Dataset entries
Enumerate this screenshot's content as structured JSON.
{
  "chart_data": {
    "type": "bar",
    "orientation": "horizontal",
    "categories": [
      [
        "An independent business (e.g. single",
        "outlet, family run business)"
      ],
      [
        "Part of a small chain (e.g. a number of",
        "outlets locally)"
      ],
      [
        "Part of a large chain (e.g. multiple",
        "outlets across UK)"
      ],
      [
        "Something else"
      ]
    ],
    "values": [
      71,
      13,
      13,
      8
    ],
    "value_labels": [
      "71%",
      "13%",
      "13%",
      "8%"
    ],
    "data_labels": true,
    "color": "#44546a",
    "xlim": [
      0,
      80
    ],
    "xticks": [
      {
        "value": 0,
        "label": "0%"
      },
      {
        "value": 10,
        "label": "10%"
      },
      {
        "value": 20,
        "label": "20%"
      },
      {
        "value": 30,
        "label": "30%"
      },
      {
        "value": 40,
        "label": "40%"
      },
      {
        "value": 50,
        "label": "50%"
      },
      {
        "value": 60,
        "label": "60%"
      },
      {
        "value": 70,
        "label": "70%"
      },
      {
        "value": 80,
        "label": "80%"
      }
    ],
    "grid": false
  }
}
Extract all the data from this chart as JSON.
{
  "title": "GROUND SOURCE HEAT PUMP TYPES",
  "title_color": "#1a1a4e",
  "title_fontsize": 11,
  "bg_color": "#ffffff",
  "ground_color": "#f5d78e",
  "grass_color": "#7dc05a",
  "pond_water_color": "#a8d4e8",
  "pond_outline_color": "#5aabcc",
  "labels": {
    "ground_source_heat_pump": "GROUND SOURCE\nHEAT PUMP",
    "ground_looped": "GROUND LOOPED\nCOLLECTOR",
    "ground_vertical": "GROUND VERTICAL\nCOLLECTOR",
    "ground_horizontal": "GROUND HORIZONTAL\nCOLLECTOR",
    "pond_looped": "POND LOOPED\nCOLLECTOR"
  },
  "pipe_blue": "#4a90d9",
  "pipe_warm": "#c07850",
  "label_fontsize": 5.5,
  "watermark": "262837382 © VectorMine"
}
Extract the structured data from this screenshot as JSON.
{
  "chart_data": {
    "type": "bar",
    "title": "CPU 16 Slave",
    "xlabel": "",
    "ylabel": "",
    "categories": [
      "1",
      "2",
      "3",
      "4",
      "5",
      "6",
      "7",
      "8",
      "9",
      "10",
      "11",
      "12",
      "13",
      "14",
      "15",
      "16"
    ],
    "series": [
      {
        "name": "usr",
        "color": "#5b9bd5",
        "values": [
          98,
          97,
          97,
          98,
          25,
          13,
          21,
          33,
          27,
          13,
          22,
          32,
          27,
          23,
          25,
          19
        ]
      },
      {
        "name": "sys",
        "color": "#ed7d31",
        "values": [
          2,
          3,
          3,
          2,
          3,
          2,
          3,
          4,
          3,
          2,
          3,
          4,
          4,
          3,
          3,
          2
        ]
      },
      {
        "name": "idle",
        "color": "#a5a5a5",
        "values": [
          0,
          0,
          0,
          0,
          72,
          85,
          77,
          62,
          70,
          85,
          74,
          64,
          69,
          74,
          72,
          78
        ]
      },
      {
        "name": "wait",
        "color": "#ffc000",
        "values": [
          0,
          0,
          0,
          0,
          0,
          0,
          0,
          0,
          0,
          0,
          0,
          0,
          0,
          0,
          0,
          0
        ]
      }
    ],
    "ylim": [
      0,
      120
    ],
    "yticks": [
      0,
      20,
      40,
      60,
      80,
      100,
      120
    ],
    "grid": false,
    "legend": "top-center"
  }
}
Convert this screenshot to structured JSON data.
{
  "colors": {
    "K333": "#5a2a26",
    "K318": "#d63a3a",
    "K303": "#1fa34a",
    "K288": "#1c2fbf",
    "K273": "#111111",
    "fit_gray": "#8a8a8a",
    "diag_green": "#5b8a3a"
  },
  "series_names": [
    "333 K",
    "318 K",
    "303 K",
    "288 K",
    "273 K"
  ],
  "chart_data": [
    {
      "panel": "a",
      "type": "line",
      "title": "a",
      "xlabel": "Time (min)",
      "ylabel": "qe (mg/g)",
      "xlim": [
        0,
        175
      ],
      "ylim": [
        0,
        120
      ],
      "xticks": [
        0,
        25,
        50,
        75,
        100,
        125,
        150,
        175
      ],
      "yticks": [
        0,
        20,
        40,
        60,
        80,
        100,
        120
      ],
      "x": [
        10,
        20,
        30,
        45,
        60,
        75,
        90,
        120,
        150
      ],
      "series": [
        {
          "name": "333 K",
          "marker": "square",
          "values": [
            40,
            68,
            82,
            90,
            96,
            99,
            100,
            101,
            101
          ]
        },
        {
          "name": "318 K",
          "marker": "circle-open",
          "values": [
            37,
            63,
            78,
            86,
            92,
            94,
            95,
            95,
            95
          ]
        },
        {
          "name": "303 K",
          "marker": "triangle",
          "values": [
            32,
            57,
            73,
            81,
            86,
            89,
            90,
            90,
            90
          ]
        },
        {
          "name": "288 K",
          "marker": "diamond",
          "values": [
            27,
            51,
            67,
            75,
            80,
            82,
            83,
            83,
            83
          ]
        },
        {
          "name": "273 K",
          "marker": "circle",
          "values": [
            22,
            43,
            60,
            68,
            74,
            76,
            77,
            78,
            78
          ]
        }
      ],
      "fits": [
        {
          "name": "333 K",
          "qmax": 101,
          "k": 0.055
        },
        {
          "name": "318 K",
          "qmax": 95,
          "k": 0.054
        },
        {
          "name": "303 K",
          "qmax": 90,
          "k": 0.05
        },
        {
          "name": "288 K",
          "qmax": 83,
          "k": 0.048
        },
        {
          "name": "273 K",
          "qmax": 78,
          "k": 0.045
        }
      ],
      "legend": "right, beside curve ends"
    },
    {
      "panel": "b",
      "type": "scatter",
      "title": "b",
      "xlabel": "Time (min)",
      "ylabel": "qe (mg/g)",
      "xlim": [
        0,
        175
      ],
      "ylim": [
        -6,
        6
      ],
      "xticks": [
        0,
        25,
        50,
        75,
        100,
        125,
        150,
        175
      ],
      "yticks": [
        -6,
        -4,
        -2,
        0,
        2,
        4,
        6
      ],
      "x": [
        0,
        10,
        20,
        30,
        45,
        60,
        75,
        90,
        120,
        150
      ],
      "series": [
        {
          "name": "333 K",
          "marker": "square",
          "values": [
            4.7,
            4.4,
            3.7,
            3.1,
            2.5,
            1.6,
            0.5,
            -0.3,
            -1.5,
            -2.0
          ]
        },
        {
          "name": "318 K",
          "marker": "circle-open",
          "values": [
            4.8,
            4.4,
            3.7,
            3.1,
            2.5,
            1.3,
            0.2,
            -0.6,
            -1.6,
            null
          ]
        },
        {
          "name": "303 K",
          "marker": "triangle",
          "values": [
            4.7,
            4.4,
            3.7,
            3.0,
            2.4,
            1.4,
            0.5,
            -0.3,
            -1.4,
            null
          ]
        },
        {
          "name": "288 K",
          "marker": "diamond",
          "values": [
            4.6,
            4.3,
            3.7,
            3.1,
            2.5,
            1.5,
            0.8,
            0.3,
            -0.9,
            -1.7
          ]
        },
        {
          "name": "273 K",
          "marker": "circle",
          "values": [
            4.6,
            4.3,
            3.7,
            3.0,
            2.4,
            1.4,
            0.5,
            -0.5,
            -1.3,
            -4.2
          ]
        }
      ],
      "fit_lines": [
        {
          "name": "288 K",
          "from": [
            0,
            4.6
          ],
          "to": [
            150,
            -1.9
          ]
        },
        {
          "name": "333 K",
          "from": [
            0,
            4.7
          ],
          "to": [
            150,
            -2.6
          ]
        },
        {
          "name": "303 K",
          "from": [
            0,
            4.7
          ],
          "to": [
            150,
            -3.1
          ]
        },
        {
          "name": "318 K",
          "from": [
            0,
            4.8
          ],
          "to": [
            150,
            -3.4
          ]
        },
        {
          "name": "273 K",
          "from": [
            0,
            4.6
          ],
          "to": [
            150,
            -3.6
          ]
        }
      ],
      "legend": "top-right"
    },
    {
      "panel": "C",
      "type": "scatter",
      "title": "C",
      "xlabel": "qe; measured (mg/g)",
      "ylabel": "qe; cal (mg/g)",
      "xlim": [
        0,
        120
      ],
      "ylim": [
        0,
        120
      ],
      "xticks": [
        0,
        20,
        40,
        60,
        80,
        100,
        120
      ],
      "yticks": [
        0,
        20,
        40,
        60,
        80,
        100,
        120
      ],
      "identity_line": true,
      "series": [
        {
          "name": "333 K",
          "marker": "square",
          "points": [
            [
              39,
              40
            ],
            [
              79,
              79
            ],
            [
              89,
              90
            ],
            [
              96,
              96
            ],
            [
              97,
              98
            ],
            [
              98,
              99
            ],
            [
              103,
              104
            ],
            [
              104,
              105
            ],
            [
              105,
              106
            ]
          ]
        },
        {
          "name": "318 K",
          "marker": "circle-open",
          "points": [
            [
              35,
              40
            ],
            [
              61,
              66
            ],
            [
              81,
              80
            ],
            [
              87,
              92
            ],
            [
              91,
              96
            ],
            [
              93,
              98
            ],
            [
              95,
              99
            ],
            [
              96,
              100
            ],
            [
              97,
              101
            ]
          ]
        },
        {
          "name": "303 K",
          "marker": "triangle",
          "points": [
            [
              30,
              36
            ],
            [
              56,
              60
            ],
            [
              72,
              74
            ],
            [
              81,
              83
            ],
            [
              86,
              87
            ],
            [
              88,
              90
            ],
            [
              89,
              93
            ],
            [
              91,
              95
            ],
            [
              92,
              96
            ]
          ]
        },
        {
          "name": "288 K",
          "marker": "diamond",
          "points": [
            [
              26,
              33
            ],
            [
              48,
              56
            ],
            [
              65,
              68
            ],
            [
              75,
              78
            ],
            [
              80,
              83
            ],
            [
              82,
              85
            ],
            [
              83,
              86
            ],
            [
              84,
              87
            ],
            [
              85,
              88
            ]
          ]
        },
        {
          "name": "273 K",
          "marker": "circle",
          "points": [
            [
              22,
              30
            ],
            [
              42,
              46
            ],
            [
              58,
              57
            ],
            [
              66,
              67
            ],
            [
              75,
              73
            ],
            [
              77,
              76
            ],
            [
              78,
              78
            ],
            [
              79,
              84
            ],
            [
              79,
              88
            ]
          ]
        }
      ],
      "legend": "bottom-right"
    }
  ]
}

**OBJECTIVE**: Collect from the data above every line that includes "right".

**SOLVED PROBLEM**:
      "legend": "right, beside curve ends"
      "legend": "top-right"
      "legend": "bottom-right"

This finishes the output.